**WHAT YOU SHOULD DO:**
Could you print every record below exactly as it appears?

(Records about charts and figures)
--- BEGIN ---

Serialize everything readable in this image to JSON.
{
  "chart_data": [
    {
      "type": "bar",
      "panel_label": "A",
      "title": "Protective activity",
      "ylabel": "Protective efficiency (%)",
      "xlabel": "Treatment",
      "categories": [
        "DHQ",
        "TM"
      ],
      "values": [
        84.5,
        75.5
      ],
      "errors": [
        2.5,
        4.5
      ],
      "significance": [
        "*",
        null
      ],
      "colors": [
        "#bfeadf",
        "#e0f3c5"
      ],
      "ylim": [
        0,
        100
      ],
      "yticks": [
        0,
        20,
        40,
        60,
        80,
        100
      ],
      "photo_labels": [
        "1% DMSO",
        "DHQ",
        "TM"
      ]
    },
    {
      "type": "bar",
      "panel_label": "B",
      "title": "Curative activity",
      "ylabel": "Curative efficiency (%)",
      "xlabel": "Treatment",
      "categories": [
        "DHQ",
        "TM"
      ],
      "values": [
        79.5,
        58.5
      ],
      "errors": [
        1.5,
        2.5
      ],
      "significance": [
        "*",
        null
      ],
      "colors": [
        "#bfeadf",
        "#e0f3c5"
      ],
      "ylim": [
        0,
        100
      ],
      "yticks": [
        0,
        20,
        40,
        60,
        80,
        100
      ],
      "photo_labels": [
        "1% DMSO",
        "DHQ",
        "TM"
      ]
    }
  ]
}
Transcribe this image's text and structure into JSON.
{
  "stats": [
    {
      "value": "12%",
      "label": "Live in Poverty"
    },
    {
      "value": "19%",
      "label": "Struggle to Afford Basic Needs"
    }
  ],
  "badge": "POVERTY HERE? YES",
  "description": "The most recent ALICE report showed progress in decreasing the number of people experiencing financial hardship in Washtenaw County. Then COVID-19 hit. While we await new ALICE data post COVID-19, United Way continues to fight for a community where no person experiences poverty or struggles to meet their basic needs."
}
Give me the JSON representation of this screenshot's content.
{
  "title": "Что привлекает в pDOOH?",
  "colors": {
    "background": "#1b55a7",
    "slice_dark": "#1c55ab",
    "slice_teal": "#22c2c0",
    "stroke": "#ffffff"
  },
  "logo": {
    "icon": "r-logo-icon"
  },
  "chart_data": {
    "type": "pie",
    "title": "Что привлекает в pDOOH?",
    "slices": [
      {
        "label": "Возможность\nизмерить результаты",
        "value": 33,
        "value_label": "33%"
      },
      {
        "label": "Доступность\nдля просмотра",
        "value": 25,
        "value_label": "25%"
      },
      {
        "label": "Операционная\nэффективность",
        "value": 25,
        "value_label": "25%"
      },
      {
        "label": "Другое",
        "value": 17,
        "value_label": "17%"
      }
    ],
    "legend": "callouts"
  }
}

--- END ---

**TASK RESPONSE:**
Serialize everything readable in this image to JSON.
{
  "chart_data": [
    {
      "type": "bar",
      "panel_label": "A",
      "title": "Protective activity",
      "ylabel": "Protective efficiency (%)",
      "xlabel": "Treatment",
      "categories": [
        "DHQ",
        "TM"
      ],
      "values": [
        84.5,
        75.5
      ],
      "errors": [
        2.5,
        4.5
      ],
      "significance": [
        "*",
        null
      ],
      "colors": [
        "#bfeadf",
        "#e0f3c5"
      ],
      "ylim": [
        0,
        100
      ],
      "yticks": [
        0,
        20,
        40,
        60,
        80,
        100
      ],
      "photo_labels": [
        "1% DMSO",
        "DHQ",
        "TM"
      ]
    },
    {
      "type": "bar",
      "panel_label": "B",
      "title": "Curative activity",
      "ylabel": "Curative efficiency (%)",
      "xlabel": "Treatment",
      "categories": [
        "DHQ",
        "TM"
      ],
      "values": [
        79.5,
        58.5
      ],
      "errors": [
        1.5,
        2.5
      ],
      "significance": [
        "*",
        null
      ],
      "colors": [
        "#bfeadf",
        "#e0f3c5"
      ],
      "ylim": [
        0,
        100
      ],
      "yticks": [
        0,
        20,
        40,
        60,
        80,
        100
      ],
      "photo_labels": [
        "1% DMSO",
        "DHQ",
        "TM"
      ]
    }
  ]
}
Transcribe this image's text and structure into JSON.
{
  "stats": [
    {
      "value": "12%",
      "label": "Live in Poverty"
    },
    {
      "value": "19%",
      "label": "Struggle to Afford Basic Needs"
    }
  ],
  "badge": "POVERTY HERE? YES",
  "description": "The most recent ALICE report showed progress in decreasing the number of people experiencing financial hardship in Washtenaw County. Then COVID-19 hit. While we await new ALICE data post COVID-19, United Way continues to fight for a community where no person experiences poverty or struggles to meet their basic needs."
}
Give me the JSON representation of this screenshot's content.
{
  "title": "Что привлекает в pDOOH?",
  "colors": {
    "background": "#1b55a7",
    "slice_dark": "#1c55ab",
    "slice_teal": "#22c2c0",
    "stroke": "#ffffff"
  },
  "logo": {
    "icon": "r-logo-icon"
  },
  "chart_data": {
    "type": "pie",
    "title": "Что привлекает в pDOOH?",
    "slices": [
      {
        "label": "Возможность\nизмерить результаты",
        "value": 33,
        "value_label": "33%"
      },
      {
        "label": "Доступность\nдля просмотра",
        "value": 25,
        "value_label": "25%"
      },
      {
        "label": "Операционная\nэффективность",
        "value": 25,
        "value_label": "25%"
      },
      {
        "label": "Другое",
        "value": 17,
        "value_label": "17%"
      }
    ],
    "legend": "callouts"
  }
}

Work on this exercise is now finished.